PROBLEM STATEMENT » Go through the entries below and write each one out exactly.

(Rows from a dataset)
---

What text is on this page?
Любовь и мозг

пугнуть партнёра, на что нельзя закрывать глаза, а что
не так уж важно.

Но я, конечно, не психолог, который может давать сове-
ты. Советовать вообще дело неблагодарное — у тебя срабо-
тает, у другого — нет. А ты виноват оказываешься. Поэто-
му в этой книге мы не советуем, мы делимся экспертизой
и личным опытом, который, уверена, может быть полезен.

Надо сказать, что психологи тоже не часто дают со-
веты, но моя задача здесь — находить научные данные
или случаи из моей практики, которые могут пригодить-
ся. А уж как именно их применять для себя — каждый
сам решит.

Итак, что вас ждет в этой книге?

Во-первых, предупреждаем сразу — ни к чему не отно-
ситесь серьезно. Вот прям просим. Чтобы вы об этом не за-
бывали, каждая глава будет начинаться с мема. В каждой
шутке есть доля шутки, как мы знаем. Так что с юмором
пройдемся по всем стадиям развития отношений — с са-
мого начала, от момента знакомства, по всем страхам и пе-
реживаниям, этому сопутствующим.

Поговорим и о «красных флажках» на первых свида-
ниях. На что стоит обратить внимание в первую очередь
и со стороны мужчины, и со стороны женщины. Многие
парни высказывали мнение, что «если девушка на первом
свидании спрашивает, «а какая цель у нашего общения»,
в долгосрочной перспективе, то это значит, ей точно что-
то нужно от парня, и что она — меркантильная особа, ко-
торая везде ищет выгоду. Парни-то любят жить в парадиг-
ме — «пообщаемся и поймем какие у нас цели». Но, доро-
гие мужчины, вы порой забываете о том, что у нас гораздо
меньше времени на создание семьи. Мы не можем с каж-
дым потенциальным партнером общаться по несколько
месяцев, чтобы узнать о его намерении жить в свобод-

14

---

RESULT »
What text is on this page?
Любовь и мозг

пугнуть партнёра, на что нельзя закрывать глаза, а что
не так уж важно.

Но я, конечно, не психолог, который может давать сове-
ты. Советовать вообще дело неблагодарное — у тебя срабо-
тает, у другого — нет. А ты виноват оказываешься. Поэто-
му в этой книге мы не советуем, мы делимся экспертизой
и личным опытом, который, уверена, может быть полезен.

Надо сказать, что психологи тоже не часто дают со-
веты, но моя задача здесь — находить научные данные
или случаи из моей практики, которые могут пригодить-
ся. А уж как именно их применять для себя — каждый
сам решит.

Итак, что вас ждет в этой книге?

Во-первых, предупреждаем сразу — ни к чему не отно-
ситесь серьезно. Вот прям просим. Чтобы вы об этом не за-
бывали, каждая глава будет начинаться с мема. В каждой
шутке есть доля шутки, как мы знаем. Так что с юмором
пройдемся по всем стадиям развития отношений — с са-
мого начала, от момента знакомства, по всем страхам и пе-
реживаниям, этому сопутствующим.

Поговорим и о «красных флажках» на первых свида-
ниях. На что стоит обратить внимание в первую очередь
и со стороны мужчины, и со стороны женщины. Многие
парни высказывали мнение, что «если девушка на первом
свидании спрашивает, «а какая цель у нашего общения»,
в долгосрочной перспективе, то это значит, ей точно что-
то нужно от парня, и что она — меркантильная особа, ко-
торая везде ищет выгоду. Парни-то любят жить в парадиг-
ме — «пообщаемся и поймем какие у нас цели». Но, доро-
гие мужчины, вы порой забываете о том, что у нас гораздо
меньше времени на создание семьи. Мы не можем с каж-
дым потенциальным партнером общаться по несколько
месяцев, чтобы узнать о его намерении жить в свобод-

14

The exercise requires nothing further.